TASK PROMPT >>
Return the count of lines that hold the string "Average", with no other words.

RECORDS >>
○ ○ ○ ○ ○

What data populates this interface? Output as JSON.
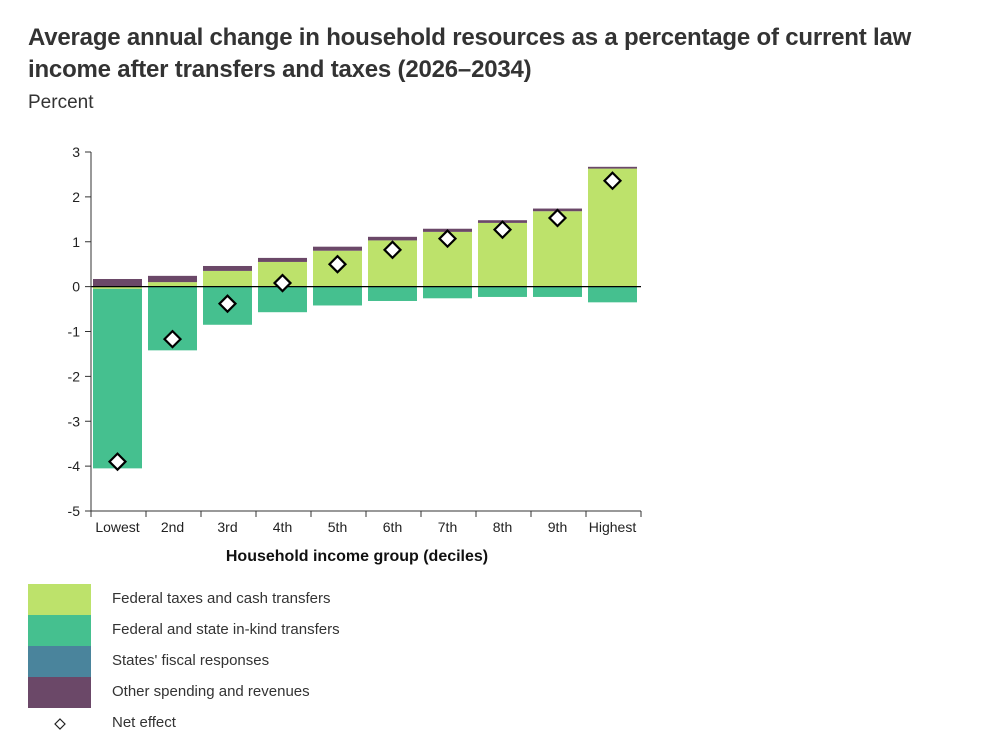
{
  "title": "Average annual change in household resources as a percentage of current law income after transfers and taxes (2026–2034)",
  "subtitle": "Percent",
  "colors": {
    "federal_taxes": "#bde26b",
    "in_kind": "#45c08f",
    "states": "#4a849c",
    "other": "#6b4868",
    "marker_fill": "#ffffff",
    "marker_stroke": "#000000"
  },
  "chart_data": {
    "type": "bar",
    "stacked": true,
    "title": "Average annual change in household resources as a percentage of current law income after transfers and taxes (2026–2034)",
    "ylabel": "Percent",
    "xlabel": "Household income group (deciles)",
    "ylim": [
      -5,
      3
    ],
    "yticks": [
      3,
      2,
      1,
      0,
      -1,
      -2,
      -3,
      -4,
      -5
    ],
    "categories": [
      "Lowest",
      "2nd",
      "3rd",
      "4th",
      "5th",
      "6th",
      "7th",
      "8th",
      "9th",
      "Highest"
    ],
    "series": [
      {
        "name": "Federal taxes and cash transfers",
        "color_key": "federal_taxes",
        "values": [
          -0.05,
          0.1,
          0.35,
          0.55,
          0.8,
          1.03,
          1.22,
          1.42,
          1.68,
          2.63
        ]
      },
      {
        "name": "Federal and state in-kind transfers",
        "color_key": "in_kind",
        "values": [
          -4.0,
          -1.42,
          -0.85,
          -0.57,
          -0.42,
          -0.32,
          -0.26,
          -0.23,
          -0.23,
          -0.35
        ]
      },
      {
        "name": "States' fiscal responses",
        "color_key": "states",
        "values": [
          0,
          0,
          0,
          0,
          0,
          0,
          0,
          0,
          0,
          0
        ]
      },
      {
        "name": "Other spending and revenues",
        "color_key": "other",
        "values": [
          0.17,
          0.14,
          0.11,
          0.09,
          0.09,
          0.08,
          0.07,
          0.06,
          0.06,
          0.04
        ]
      }
    ],
    "net_effect": {
      "name": "Net effect",
      "values": [
        -3.9,
        -1.17,
        -0.38,
        0.08,
        0.5,
        0.82,
        1.07,
        1.27,
        1.53,
        2.36
      ]
    }
  }
}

○ ○ ○ ○ ○

EXERCISE SOLUTION >>
2